**Stated goal**
Find the lines holding the word "fault" and collect them.

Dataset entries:
---------------
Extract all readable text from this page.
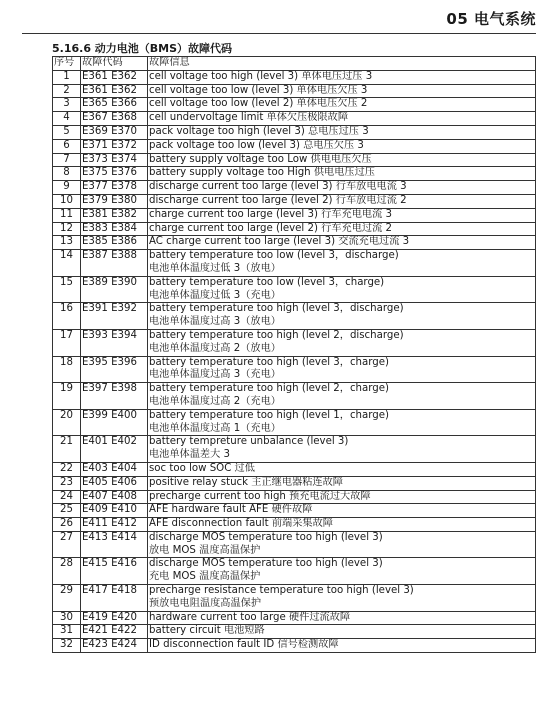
05 电气系统
5.16.6 动力电池（BMS）故障代码
序号	故障代码	故障信息
1	E361 E362	cell voltage too high (level 3) 单体电压过压 3

2	E361 E362	cell voltage too low (level 3) 单体电压欠压 3

3	E365 E366	cell voltage too low (level 2) 单体电压欠压 2

4	E367 E368	cell undervoltage limit 单体欠压极限故障

5	E369 E370	pack voltage too high (level 3) 总电压过压 3

6	E371 E372	pack voltage too low (level 3) 总电压欠压 3

7	E373 E374	battery supply voltage too Low 供电电压欠压

8	E375 E376	battery supply voltage too High 供电电压过压

9	E377 E378	discharge current too large (level 3) 行车放电电流 3

10	E379 E380	discharge current too large (level 2) 行车放电过流 2

11	E381 E382	charge current too large (level 3) 行车充电电流 3

12	E383 E384	charge current too large (level 2) 行车充电过流 2

13	E385 E386	AC charge current too large (level 3) 交流充电过流 3

14	E387 E388	battery temperature too low (level 3，discharge)
电池单体温度过低 3（放电）

15	E389 E390	battery temperature too low (level 3，charge)
电池单体温度过低 3（充电）

16	E391 E392	battery temperature too high (level 3，discharge)
电池单体温度过高 3（放电）

17	E393 E394	battery temperature too high (level 2，discharge)
电池单体温度过高 2（放电）

18	E395 E396	battery temperature too high (level 3，charge)
电池单体温度过高 3（充电）

19	E397 E398	battery temperature too high (level 2，charge)
电池单体温度过高 2（充电）

20	E399 E400	battery temperature too high (level 1，charge)
电池单体温度过高 1（充电）

21	E401 E402	battery tempreture unbalance (level 3)
电池单体温差大 3

22	E403 E404	soc too low SOC 过低

23	E405 E406	positive relay stuck 主正继电器粘连故障

24	E407 E408	precharge current too high 预充电流过大故障

25	E409 E410	AFE hardware fault AFE 硬件故障

26	E411 E412	AFE disconnection fault 前端采集故障

27	E413 E414	discharge MOS temperature too high (level 3)
放电 MOS 温度高温保护

28	E415 E416	discharge MOS temperature too high (level 3)
充电 MOS 温度高温保护

29	E417 E418	precharge resistance temperature too high (level 3)
预放电电阻温度高温保护

30	E419 E420	hardware current too large 硬件过流故障

31	E421 E422	battery circuit 电池短路

32	E423 E424	ID disconnection fault ID 信号检测故障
---------------
**Result**
25	E409 E410	AFE hardware fault AFE 硬件故障
26	E411 E412	AFE disconnection fault 前端采集故障
32	E423 E424	ID disconnection fault ID 信号检测故障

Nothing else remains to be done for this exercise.